◆ **GIVEN TASK**:
Wherever the word "connection" turns up in a line of the entries, copy that line.

◆ **ENTRIES SHOWN**:
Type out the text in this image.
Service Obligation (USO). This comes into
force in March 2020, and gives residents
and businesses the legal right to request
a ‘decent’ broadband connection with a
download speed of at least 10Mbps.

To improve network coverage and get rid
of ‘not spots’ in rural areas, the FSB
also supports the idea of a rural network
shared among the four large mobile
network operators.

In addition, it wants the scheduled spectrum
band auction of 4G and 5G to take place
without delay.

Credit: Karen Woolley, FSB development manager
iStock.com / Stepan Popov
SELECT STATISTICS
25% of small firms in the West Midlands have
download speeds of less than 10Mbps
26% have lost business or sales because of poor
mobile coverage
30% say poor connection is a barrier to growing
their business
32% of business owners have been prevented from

◆ **RESULT FOR THIS EXERCISE**:
a ‘decent’ broadband connection with a
30% say poor connection is a barrier to growing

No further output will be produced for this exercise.